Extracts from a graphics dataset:
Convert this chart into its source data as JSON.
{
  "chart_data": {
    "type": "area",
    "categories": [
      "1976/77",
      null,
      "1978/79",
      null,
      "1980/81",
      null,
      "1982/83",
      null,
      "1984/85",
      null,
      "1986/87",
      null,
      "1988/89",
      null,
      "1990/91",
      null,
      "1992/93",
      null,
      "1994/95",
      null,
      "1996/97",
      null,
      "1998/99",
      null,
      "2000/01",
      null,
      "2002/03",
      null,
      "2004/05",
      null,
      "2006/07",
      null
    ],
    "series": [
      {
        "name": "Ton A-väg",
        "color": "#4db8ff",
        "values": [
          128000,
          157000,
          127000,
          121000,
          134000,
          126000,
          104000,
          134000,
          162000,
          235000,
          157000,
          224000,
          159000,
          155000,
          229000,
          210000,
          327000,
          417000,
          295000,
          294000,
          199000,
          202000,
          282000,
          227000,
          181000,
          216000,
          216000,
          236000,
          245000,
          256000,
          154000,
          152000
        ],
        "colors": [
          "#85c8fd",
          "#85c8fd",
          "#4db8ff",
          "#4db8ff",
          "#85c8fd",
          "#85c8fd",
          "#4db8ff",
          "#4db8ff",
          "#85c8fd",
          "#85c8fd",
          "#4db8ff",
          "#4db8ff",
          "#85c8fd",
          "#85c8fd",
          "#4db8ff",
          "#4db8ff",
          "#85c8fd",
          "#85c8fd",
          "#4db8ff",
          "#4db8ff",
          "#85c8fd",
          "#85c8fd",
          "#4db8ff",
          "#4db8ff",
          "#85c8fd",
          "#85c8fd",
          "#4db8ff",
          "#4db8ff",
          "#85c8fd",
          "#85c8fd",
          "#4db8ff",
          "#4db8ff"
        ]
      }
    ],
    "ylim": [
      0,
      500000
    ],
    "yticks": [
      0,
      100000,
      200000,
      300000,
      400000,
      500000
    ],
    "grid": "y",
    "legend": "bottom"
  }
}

Short problem: Type out the material again exactly as presented.

Response:
Convert this chart into its source data as JSON.
{
  "chart_data": {
    "type": "area",
    "categories": [
      "1976/77",
      null,
      "1978/79",
      null,
      "1980/81",
      null,
      "1982/83",
      null,
      "1984/85",
      null,
      "1986/87",
      null,
      "1988/89",
      null,
      "1990/91",
      null,
      "1992/93",
      null,
      "1994/95",
      null,
      "1996/97",
      null,
      "1998/99",
      null,
      "2000/01",
      null,
      "2002/03",
      null,
      "2004/05",
      null,
      "2006/07",
      null
    ],
    "series": [
      {
        "name": "Ton A-väg",
        "color": "#4db8ff",
        "values": [
          128000,
          157000,
          127000,
          121000,
          134000,
          126000,
          104000,
          134000,
          162000,
          235000,
          157000,
          224000,
          159000,
          155000,
          229000,
          210000,
          327000,
          417000,
          295000,
          294000,
          199000,
          202000,
          282000,
          227000,
          181000,
          216000,
          216000,
          236000,
          245000,
          256000,
          154000,
          152000
        ],
        "colors": [
          "#85c8fd",
          "#85c8fd",
          "#4db8ff",
          "#4db8ff",
          "#85c8fd",
          "#85c8fd",
          "#4db8ff",
          "#4db8ff",
          "#85c8fd",
          "#85c8fd",
          "#4db8ff",
          "#4db8ff",
          "#85c8fd",
          "#85c8fd",
          "#4db8ff",
          "#4db8ff",
          "#85c8fd",
          "#85c8fd",
          "#4db8ff",
          "#4db8ff",
          "#85c8fd",
          "#85c8fd",
          "#4db8ff",
          "#4db8ff",
          "#85c8fd",
          "#85c8fd",
          "#4db8ff",
          "#4db8ff",
          "#85c8fd",
          "#85c8fd",
          "#4db8ff",
          "#4db8ff"
        ]
      }
    ],
    "ylim": [
      0,
      500000
    ],
    "yticks": [
      0,
      100000,
      200000,
      300000,
      400000,
      500000
    ],
    "grid": "y",
    "legend": "bottom"
  }
}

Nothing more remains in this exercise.